(Requirement)
Below is a block of records: output all of them exactly and leave out the pictures.

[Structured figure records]
· · · · · · ·

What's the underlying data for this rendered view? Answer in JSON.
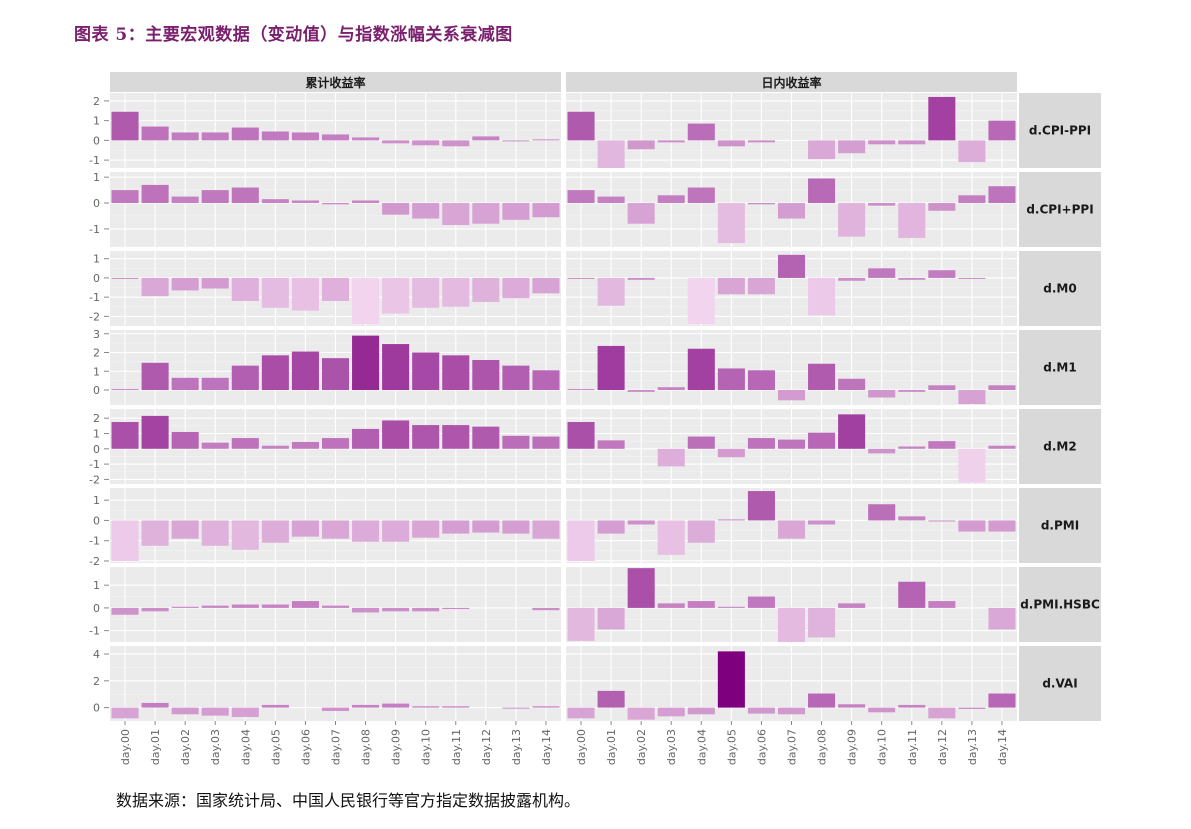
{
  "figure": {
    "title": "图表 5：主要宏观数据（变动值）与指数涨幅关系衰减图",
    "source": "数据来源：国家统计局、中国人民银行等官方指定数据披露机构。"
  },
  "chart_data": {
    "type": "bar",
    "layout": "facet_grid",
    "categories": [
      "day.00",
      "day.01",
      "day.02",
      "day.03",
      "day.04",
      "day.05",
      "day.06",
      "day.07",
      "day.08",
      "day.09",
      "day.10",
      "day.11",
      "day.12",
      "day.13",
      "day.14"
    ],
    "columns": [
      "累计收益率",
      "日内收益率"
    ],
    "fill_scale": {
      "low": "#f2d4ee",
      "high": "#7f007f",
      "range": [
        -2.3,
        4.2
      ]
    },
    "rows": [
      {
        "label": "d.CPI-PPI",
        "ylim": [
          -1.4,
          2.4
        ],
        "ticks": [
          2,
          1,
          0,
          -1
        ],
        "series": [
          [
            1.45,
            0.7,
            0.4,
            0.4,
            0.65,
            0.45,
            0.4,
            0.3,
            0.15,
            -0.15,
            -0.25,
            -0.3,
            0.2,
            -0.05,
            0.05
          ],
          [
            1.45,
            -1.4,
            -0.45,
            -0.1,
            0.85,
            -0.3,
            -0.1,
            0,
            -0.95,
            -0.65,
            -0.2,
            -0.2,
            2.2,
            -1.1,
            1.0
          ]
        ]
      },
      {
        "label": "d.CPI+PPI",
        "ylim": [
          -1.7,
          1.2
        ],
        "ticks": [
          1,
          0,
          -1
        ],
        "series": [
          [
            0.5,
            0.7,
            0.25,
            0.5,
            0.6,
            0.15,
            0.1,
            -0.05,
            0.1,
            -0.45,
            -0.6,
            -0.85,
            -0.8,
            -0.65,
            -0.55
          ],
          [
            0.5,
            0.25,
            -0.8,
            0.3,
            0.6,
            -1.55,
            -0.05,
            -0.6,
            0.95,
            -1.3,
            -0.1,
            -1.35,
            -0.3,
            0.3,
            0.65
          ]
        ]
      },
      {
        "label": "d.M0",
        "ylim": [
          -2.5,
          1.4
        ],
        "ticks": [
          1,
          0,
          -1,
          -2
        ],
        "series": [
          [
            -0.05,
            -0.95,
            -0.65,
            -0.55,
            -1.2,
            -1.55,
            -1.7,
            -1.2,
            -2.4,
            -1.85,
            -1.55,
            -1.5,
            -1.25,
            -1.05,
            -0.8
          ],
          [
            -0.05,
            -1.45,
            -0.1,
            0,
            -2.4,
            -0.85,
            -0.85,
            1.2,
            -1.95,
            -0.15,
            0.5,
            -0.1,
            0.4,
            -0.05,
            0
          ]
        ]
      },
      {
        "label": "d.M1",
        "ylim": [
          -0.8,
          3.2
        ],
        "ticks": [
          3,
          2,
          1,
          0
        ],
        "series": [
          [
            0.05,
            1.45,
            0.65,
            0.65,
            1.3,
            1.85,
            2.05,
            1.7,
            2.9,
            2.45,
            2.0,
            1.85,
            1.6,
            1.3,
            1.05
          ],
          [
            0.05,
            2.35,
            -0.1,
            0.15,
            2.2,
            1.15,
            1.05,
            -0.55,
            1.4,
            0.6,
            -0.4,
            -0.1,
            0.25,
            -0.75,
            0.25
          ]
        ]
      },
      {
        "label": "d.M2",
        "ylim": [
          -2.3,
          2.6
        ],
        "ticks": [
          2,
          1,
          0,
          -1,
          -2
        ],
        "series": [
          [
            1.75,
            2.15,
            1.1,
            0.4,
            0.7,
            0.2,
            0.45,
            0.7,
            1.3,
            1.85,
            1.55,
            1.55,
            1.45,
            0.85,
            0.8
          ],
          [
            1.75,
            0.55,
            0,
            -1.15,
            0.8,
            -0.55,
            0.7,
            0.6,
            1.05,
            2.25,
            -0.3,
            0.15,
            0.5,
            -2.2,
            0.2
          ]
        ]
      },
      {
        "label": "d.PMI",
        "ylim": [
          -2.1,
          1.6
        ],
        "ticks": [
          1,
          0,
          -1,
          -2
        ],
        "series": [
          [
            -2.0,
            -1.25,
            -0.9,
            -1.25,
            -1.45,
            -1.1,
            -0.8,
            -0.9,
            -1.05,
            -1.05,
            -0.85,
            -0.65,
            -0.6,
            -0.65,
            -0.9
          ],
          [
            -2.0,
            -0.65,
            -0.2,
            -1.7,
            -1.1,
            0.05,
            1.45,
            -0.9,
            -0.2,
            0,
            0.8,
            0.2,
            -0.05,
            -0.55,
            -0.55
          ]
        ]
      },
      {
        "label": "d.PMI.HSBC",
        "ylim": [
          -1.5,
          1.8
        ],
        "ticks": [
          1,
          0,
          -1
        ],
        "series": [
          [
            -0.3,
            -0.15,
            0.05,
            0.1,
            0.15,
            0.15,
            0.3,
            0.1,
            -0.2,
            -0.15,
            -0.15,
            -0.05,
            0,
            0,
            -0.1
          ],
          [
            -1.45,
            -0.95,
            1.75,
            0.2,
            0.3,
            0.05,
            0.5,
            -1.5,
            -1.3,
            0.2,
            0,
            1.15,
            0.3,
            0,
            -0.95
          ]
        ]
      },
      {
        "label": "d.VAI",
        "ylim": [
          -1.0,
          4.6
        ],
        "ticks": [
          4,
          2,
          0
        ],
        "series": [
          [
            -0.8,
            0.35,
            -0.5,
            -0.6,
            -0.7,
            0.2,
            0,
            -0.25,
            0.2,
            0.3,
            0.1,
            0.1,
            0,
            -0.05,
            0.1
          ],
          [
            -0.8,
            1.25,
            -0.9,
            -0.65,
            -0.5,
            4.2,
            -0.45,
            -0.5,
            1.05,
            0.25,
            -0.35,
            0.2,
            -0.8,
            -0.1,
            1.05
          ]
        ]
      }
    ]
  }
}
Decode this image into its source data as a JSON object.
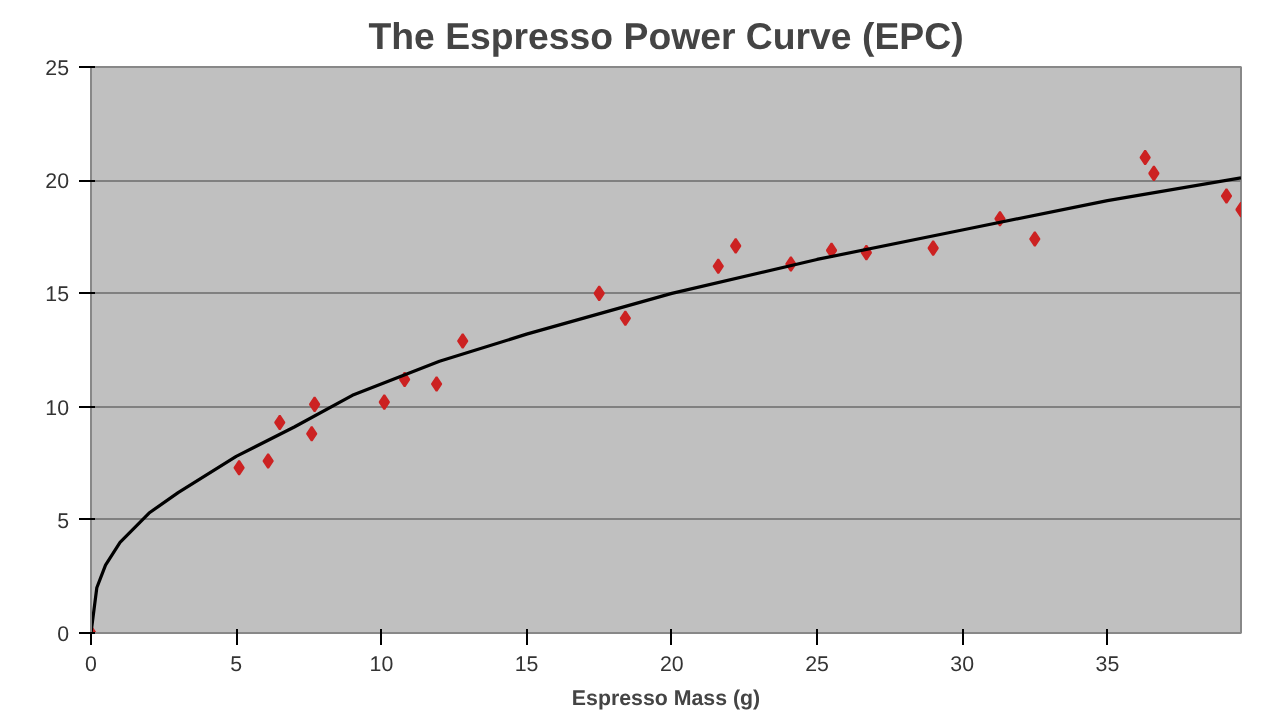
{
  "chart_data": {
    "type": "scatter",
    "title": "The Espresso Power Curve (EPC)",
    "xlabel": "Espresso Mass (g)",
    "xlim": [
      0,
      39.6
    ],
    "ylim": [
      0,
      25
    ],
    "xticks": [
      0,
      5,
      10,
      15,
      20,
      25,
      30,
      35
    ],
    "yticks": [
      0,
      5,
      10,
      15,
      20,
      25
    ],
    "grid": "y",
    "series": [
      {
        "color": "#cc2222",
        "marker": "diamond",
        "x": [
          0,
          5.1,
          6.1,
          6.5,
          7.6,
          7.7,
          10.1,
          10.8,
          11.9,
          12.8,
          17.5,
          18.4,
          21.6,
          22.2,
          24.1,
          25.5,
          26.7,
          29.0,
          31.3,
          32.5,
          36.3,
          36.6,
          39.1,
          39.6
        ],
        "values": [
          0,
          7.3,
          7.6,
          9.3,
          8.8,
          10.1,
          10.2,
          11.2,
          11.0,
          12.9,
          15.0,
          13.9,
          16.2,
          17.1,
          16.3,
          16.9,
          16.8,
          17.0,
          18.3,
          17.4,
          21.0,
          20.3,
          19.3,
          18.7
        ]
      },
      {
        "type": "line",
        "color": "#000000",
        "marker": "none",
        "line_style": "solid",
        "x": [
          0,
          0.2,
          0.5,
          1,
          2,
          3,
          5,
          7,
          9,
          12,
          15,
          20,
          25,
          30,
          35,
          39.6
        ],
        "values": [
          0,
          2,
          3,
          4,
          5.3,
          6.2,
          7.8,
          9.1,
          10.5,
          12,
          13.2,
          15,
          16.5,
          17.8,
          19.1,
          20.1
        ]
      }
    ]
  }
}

· · · · · · ·

(Solution)
What's the underlying data for this rendered view? Answer in JSON.
{
  "figure": {
    "title": "图表 5：主要宏观数据（变动值）与指数涨幅关系衰减图",
    "source": "数据来源：国家统计局、中国人民银行等官方指定数据披露机构。"
  },
  "chart_data": {
    "type": "bar",
    "layout": "facet_grid",
    "categories": [
      "day.00",
      "day.01",
      "day.02",
      "day.03",
      "day.04",
      "day.05",
      "day.06",
      "day.07",
      "day.08",
      "day.09",
      "day.10",
      "day.11",
      "day.12",
      "day.13",
      "day.14"
    ],
    "columns": [
      "累计收益率",
      "日内收益率"
    ],
    "fill_scale": {
      "low": "#f2d4ee",
      "high": "#7f007f",
      "range": [
        -2.3,
        4.2
      ]
    },
    "rows": [
      {
        "label": "d.CPI-PPI",
        "ylim": [
          -1.4,
          2.4
        ],
        "ticks": [
          2,
          1,
          0,
          -1
        ],
        "series": [
          [
            1.45,
            0.7,
            0.4,
            0.4,
            0.65,
            0.45,
            0.4,
            0.3,
            0.15,
            -0.15,
            -0.25,
            -0.3,
            0.2,
            -0.05,
            0.05
          ],
          [
            1.45,
            -1.4,
            -0.45,
            -0.1,
            0.85,
            -0.3,
            -0.1,
            0,
            -0.95,
            -0.65,
            -0.2,
            -0.2,
            2.2,
            -1.1,
            1.0
          ]
        ]
      },
      {
        "label": "d.CPI+PPI",
        "ylim": [
          -1.7,
          1.2
        ],
        "ticks": [
          1,
          0,
          -1
        ],
        "series": [
          [
            0.5,
            0.7,
            0.25,
            0.5,
            0.6,
            0.15,
            0.1,
            -0.05,
            0.1,
            -0.45,
            -0.6,
            -0.85,
            -0.8,
            -0.65,
            -0.55
          ],
          [
            0.5,
            0.25,
            -0.8,
            0.3,
            0.6,
            -1.55,
            -0.05,
            -0.6,
            0.95,
            -1.3,
            -0.1,
            -1.35,
            -0.3,
            0.3,
            0.65
          ]
        ]
      },
      {
        "label": "d.M0",
        "ylim": [
          -2.5,
          1.4
        ],
        "ticks": [
          1,
          0,
          -1,
          -2
        ],
        "series": [
          [
            -0.05,
            -0.95,
            -0.65,
            -0.55,
            -1.2,
            -1.55,
            -1.7,
            -1.2,
            -2.4,
            -1.85,
            -1.55,
            -1.5,
            -1.25,
            -1.05,
            -0.8
          ],
          [
            -0.05,
            -1.45,
            -0.1,
            0,
            -2.4,
            -0.85,
            -0.85,
            1.2,
            -1.95,
            -0.15,
            0.5,
            -0.1,
            0.4,
            -0.05,
            0
          ]
        ]
      },
      {
        "label": "d.M1",
        "ylim": [
          -0.8,
          3.2
        ],
        "ticks": [
          3,
          2,
          1,
          0
        ],
        "series": [
          [
            0.05,
            1.45,
            0.65,
            0.65,
            1.3,
            1.85,
            2.05,
            1.7,
            2.9,
            2.45,
            2.0,
            1.85,
            1.6,
            1.3,
            1.05
          ],
          [
            0.05,
            2.35,
            -0.1,
            0.15,
            2.2,
            1.15,
            1.05,
            -0.55,
            1.4,
            0.6,
            -0.4,
            -0.1,
            0.25,
            -0.75,
            0.25
          ]
        ]
      },
      {
        "label": "d.M2",
        "ylim": [
          -2.3,
          2.6
        ],
        "ticks": [
          2,
          1,
          0,
          -1,
          -2
        ],
        "series": [
          [
            1.75,
            2.15,
            1.1,
            0.4,
            0.7,
            0.2,
            0.45,
            0.7,
            1.3,
            1.85,
            1.55,
            1.55,
            1.45,
            0.85,
            0.8
          ],
          [
            1.75,
            0.55,
            0,
            -1.15,
            0.8,
            -0.55,
            0.7,
            0.6,
            1.05,
            2.25,
            -0.3,
            0.15,
            0.5,
            -2.2,
            0.2
          ]
        ]
      },
      {
        "label": "d.PMI",
        "ylim": [
          -2.1,
          1.6
        ],
        "ticks": [
          1,
          0,
          -1,
          -2
        ],
        "series": [
          [
            -2.0,
            -1.25,
            -0.9,
            -1.25,
            -1.45,
            -1.1,
            -0.8,
            -0.9,
            -1.05,
            -1.05,
            -0.85,
            -0.65,
            -0.6,
            -0.65,
            -0.9
          ],
          [
            -2.0,
            -0.65,
            -0.2,
            -1.7,
            -1.1,
            0.05,
            1.45,
            -0.9,
            -0.2,
            0,
            0.8,
            0.2,
            -0.05,
            -0.55,
            -0.55
          ]
        ]
      },
      {
        "label": "d.PMI.HSBC",
        "ylim": [
          -1.5,
          1.8
        ],
        "ticks": [
          1,
          0,
          -1
        ],
        "series": [
          [
            -0.3,
            -0.15,
            0.05,
            0.1,
            0.15,
            0.15,
            0.3,
            0.1,
            -0.2,
            -0.15,
            -0.15,
            -0.05,
            0,
            0,
            -0.1
          ],
          [
            -1.45,
            -0.95,
            1.75,
            0.2,
            0.3,
            0.05,
            0.5,
            -1.5,
            -1.3,
            0.2,
            0,
            1.15,
            0.3,
            0,
            -0.95
          ]
        ]
      },
      {
        "label": "d.VAI",
        "ylim": [
          -1.0,
          4.6
        ],
        "ticks": [
          4,
          2,
          0
        ],
        "series": [
          [
            -0.8,
            0.35,
            -0.5,
            -0.6,
            -0.7,
            0.2,
            0,
            -0.25,
            0.2,
            0.3,
            0.1,
            0.1,
            0,
            -0.05,
            0.1
          ],
          [
            -0.8,
            1.25,
            -0.9,
            -0.65,
            -0.5,
            4.2,
            -0.45,
            -0.5,
            1.05,
            0.25,
            -0.35,
            0.2,
            -0.8,
            -0.1,
            1.05
          ]
        ]
      }
    ]
  }
}
Decode this image into its source data as a JSON object.
{
  "chart_data": {
    "type": "scatter",
    "title": "The Espresso Power Curve (EPC)",
    "xlabel": "Espresso Mass (g)",
    "xlim": [
      0,
      39.6
    ],
    "ylim": [
      0,
      25
    ],
    "xticks": [
      0,
      5,
      10,
      15,
      20,
      25,
      30,
      35
    ],
    "yticks": [
      0,
      5,
      10,
      15,
      20,
      25
    ],
    "grid": "y",
    "series": [
      {
        "color": "#cc2222",
        "marker": "diamond",
        "x": [
          0,
          5.1,
          6.1,
          6.5,
          7.6,
          7.7,
          10.1,
          10.8,
          11.9,
          12.8,
          17.5,
          18.4,
          21.6,
          22.2,
          24.1,
          25.5,
          26.7,
          29.0,
          31.3,
          32.5,
          36.3,
          36.6,
          39.1,
          39.6
        ],
        "values": [
          0,
          7.3,
          7.6,
          9.3,
          8.8,
          10.1,
          10.2,
          11.2,
          11.0,
          12.9,
          15.0,
          13.9,
          16.2,
          17.1,
          16.3,
          16.9,
          16.8,
          17.0,
          18.3,
          17.4,
          21.0,
          20.3,
          19.3,
          18.7
        ]
      },
      {
        "type": "line",
        "color": "#000000",
        "marker": "none",
        "line_style": "solid",
        "x": [
          0,
          0.2,
          0.5,
          1,
          2,
          3,
          5,
          7,
          9,
          12,
          15,
          20,
          25,
          30,
          35,
          39.6
        ],
        "values": [
          0,
          2,
          3,
          4,
          5.3,
          6.2,
          7.8,
          9.1,
          10.5,
          12,
          13.2,
          15,
          16.5,
          17.8,
          19.1,
          20.1
        ]
      }
    ]
  }
}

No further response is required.